### Goal
Copy each line below without leaving any out.

### Dataset extract
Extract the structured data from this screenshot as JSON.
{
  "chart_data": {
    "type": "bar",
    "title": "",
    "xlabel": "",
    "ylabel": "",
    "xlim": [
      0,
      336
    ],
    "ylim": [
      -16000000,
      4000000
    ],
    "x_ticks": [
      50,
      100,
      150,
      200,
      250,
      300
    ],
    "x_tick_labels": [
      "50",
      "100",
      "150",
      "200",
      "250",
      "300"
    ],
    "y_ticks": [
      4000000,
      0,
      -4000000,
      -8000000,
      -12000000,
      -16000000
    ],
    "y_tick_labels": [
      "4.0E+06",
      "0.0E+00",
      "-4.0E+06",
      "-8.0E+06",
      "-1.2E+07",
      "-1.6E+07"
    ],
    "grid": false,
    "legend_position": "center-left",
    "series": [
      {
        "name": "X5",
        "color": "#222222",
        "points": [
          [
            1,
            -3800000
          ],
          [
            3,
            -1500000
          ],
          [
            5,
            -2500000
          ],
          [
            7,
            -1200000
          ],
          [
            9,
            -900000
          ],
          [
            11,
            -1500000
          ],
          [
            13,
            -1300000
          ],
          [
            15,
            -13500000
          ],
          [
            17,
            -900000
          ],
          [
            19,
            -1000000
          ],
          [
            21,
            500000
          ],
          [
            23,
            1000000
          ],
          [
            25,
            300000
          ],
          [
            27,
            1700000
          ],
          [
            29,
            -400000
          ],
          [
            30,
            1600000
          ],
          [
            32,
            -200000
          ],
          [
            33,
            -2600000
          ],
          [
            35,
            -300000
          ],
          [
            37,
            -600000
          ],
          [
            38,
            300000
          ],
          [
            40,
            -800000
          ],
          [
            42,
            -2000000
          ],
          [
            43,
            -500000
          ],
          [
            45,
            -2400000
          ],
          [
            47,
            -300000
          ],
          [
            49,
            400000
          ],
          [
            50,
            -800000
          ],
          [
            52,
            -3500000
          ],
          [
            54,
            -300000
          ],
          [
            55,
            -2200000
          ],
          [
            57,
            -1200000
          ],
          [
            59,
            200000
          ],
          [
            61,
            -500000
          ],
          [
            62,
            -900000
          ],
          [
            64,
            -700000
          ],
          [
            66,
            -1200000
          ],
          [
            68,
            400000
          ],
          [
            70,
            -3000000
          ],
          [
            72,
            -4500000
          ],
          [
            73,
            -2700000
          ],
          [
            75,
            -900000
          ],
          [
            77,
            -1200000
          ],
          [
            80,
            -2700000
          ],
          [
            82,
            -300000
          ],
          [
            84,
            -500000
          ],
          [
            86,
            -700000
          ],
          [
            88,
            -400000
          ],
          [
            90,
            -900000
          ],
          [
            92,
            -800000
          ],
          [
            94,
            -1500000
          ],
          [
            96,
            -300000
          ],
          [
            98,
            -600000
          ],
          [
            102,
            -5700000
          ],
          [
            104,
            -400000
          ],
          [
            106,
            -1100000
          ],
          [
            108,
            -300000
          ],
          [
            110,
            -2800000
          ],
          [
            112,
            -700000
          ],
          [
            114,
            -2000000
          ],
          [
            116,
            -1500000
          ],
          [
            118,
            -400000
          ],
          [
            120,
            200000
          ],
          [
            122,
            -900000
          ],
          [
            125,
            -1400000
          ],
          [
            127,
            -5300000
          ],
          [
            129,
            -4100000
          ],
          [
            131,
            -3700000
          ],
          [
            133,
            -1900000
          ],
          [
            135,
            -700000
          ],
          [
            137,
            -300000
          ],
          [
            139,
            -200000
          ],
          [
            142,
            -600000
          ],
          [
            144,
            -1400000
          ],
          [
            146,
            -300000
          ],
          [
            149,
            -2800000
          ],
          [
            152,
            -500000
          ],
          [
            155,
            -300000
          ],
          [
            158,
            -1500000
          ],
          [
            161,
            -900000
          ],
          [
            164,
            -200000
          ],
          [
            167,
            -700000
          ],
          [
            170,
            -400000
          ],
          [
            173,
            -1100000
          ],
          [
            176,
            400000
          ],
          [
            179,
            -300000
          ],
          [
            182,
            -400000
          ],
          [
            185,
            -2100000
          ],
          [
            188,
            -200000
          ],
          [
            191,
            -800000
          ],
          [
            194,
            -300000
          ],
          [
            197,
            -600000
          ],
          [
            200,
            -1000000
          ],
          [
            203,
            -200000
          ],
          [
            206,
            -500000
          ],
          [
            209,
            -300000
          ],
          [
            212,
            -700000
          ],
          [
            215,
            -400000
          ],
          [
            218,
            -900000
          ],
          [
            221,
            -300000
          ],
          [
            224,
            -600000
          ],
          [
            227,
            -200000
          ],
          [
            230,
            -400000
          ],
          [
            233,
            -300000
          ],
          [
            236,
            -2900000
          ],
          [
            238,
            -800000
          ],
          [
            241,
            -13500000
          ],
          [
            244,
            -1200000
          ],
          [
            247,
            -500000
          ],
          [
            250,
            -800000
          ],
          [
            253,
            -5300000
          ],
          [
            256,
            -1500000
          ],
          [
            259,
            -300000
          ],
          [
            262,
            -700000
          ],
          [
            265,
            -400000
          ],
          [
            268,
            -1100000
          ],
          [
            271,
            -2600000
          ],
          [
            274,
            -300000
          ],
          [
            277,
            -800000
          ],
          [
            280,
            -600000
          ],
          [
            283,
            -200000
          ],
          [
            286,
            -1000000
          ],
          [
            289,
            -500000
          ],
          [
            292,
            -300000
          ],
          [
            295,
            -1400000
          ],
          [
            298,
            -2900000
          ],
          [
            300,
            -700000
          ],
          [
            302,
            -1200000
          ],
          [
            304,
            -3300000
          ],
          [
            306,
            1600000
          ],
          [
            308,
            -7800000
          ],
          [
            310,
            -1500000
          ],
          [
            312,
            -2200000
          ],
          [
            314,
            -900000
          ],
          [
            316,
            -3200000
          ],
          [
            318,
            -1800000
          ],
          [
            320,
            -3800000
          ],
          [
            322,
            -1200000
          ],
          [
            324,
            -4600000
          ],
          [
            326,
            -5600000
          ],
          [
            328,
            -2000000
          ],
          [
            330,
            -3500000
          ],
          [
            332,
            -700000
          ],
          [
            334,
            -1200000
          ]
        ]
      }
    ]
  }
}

### Response to this task
Extract the structured data from this screenshot as JSON.
{
  "chart_data": {
    "type": "bar",
    "title": "",
    "xlabel": "",
    "ylabel": "",
    "xlim": [
      0,
      336
    ],
    "ylim": [
      -16000000,
      4000000
    ],
    "x_ticks": [
      50,
      100,
      150,
      200,
      250,
      300
    ],
    "x_tick_labels": [
      "50",
      "100",
      "150",
      "200",
      "250",
      "300"
    ],
    "y_ticks": [
      4000000,
      0,
      -4000000,
      -8000000,
      -12000000,
      -16000000
    ],
    "y_tick_labels": [
      "4.0E+06",
      "0.0E+00",
      "-4.0E+06",
      "-8.0E+06",
      "-1.2E+07",
      "-1.6E+07"
    ],
    "grid": false,
    "legend_position": "center-left",
    "series": [
      {
        "name": "X5",
        "color": "#222222",
        "points": [
          [
            1,
            -3800000
          ],
          [
            3,
            -1500000
          ],
          [
            5,
            -2500000
          ],
          [
            7,
            -1200000
          ],
          [
            9,
            -900000
          ],
          [
            11,
            -1500000
          ],
          [
            13,
            -1300000
          ],
          [
            15,
            -13500000
          ],
          [
            17,
            -900000
          ],
          [
            19,
            -1000000
          ],
          [
            21,
            500000
          ],
          [
            23,
            1000000
          ],
          [
            25,
            300000
          ],
          [
            27,
            1700000
          ],
          [
            29,
            -400000
          ],
          [
            30,
            1600000
          ],
          [
            32,
            -200000
          ],
          [
            33,
            -2600000
          ],
          [
            35,
            -300000
          ],
          [
            37,
            -600000
          ],
          [
            38,
            300000
          ],
          [
            40,
            -800000
          ],
          [
            42,
            -2000000
          ],
          [
            43,
            -500000
          ],
          [
            45,
            -2400000
          ],
          [
            47,
            -300000
          ],
          [
            49,
            400000
          ],
          [
            50,
            -800000
          ],
          [
            52,
            -3500000
          ],
          [
            54,
            -300000
          ],
          [
            55,
            -2200000
          ],
          [
            57,
            -1200000
          ],
          [
            59,
            200000
          ],
          [
            61,
            -500000
          ],
          [
            62,
            -900000
          ],
          [
            64,
            -700000
          ],
          [
            66,
            -1200000
          ],
          [
            68,
            400000
          ],
          [
            70,
            -3000000
          ],
          [
            72,
            -4500000
          ],
          [
            73,
            -2700000
          ],
          [
            75,
            -900000
          ],
          [
            77,
            -1200000
          ],
          [
            80,
            -2700000
          ],
          [
            82,
            -300000
          ],
          [
            84,
            -500000
          ],
          [
            86,
            -700000
          ],
          [
            88,
            -400000
          ],
          [
            90,
            -900000
          ],
          [
            92,
            -800000
          ],
          [
            94,
            -1500000
          ],
          [
            96,
            -300000
          ],
          [
            98,
            -600000
          ],
          [
            102,
            -5700000
          ],
          [
            104,
            -400000
          ],
          [
            106,
            -1100000
          ],
          [
            108,
            -300000
          ],
          [
            110,
            -2800000
          ],
          [
            112,
            -700000
          ],
          [
            114,
            -2000000
          ],
          [
            116,
            -1500000
          ],
          [
            118,
            -400000
          ],
          [
            120,
            200000
          ],
          [
            122,
            -900000
          ],
          [
            125,
            -1400000
          ],
          [
            127,
            -5300000
          ],
          [
            129,
            -4100000
          ],
          [
            131,
            -3700000
          ],
          [
            133,
            -1900000
          ],
          [
            135,
            -700000
          ],
          [
            137,
            -300000
          ],
          [
            139,
            -200000
          ],
          [
            142,
            -600000
          ],
          [
            144,
            -1400000
          ],
          [
            146,
            -300000
          ],
          [
            149,
            -2800000
          ],
          [
            152,
            -500000
          ],
          [
            155,
            -300000
          ],
          [
            158,
            -1500000
          ],
          [
            161,
            -900000
          ],
          [
            164,
            -200000
          ],
          [
            167,
            -700000
          ],
          [
            170,
            -400000
          ],
          [
            173,
            -1100000
          ],
          [
            176,
            400000
          ],
          [
            179,
            -300000
          ],
          [
            182,
            -400000
          ],
          [
            185,
            -2100000
          ],
          [
            188,
            -200000
          ],
          [
            191,
            -800000
          ],
          [
            194,
            -300000
          ],
          [
            197,
            -600000
          ],
          [
            200,
            -1000000
          ],
          [
            203,
            -200000
          ],
          [
            206,
            -500000
          ],
          [
            209,
            -300000
          ],
          [
            212,
            -700000
          ],
          [
            215,
            -400000
          ],
          [
            218,
            -900000
          ],
          [
            221,
            -300000
          ],
          [
            224,
            -600000
          ],
          [
            227,
            -200000
          ],
          [
            230,
            -400000
          ],
          [
            233,
            -300000
          ],
          [
            236,
            -2900000
          ],
          [
            238,
            -800000
          ],
          [
            241,
            -13500000
          ],
          [
            244,
            -1200000
          ],
          [
            247,
            -500000
          ],
          [
            250,
            -800000
          ],
          [
            253,
            -5300000
          ],
          [
            256,
            -1500000
          ],
          [
            259,
            -300000
          ],
          [
            262,
            -700000
          ],
          [
            265,
            -400000
          ],
          [
            268,
            -1100000
          ],
          [
            271,
            -2600000
          ],
          [
            274,
            -300000
          ],
          [
            277,
            -800000
          ],
          [
            280,
            -600000
          ],
          [
            283,
            -200000
          ],
          [
            286,
            -1000000
          ],
          [
            289,
            -500000
          ],
          [
            292,
            -300000
          ],
          [
            295,
            -1400000
          ],
          [
            298,
            -2900000
          ],
          [
            300,
            -700000
          ],
          [
            302,
            -1200000
          ],
          [
            304,
            -3300000
          ],
          [
            306,
            1600000
          ],
          [
            308,
            -7800000
          ],
          [
            310,
            -1500000
          ],
          [
            312,
            -2200000
          ],
          [
            314,
            -900000
          ],
          [
            316,
            -3200000
          ],
          [
            318,
            -1800000
          ],
          [
            320,
            -3800000
          ],
          [
            322,
            -1200000
          ],
          [
            324,
            -4600000
          ],
          [
            326,
            -5600000
          ],
          [
            328,
            -2000000
          ],
          [
            330,
            -3500000
          ],
          [
            332,
            -700000
          ],
          [
            334,
            -1200000
          ]
        ]
      }
    ]
  }
}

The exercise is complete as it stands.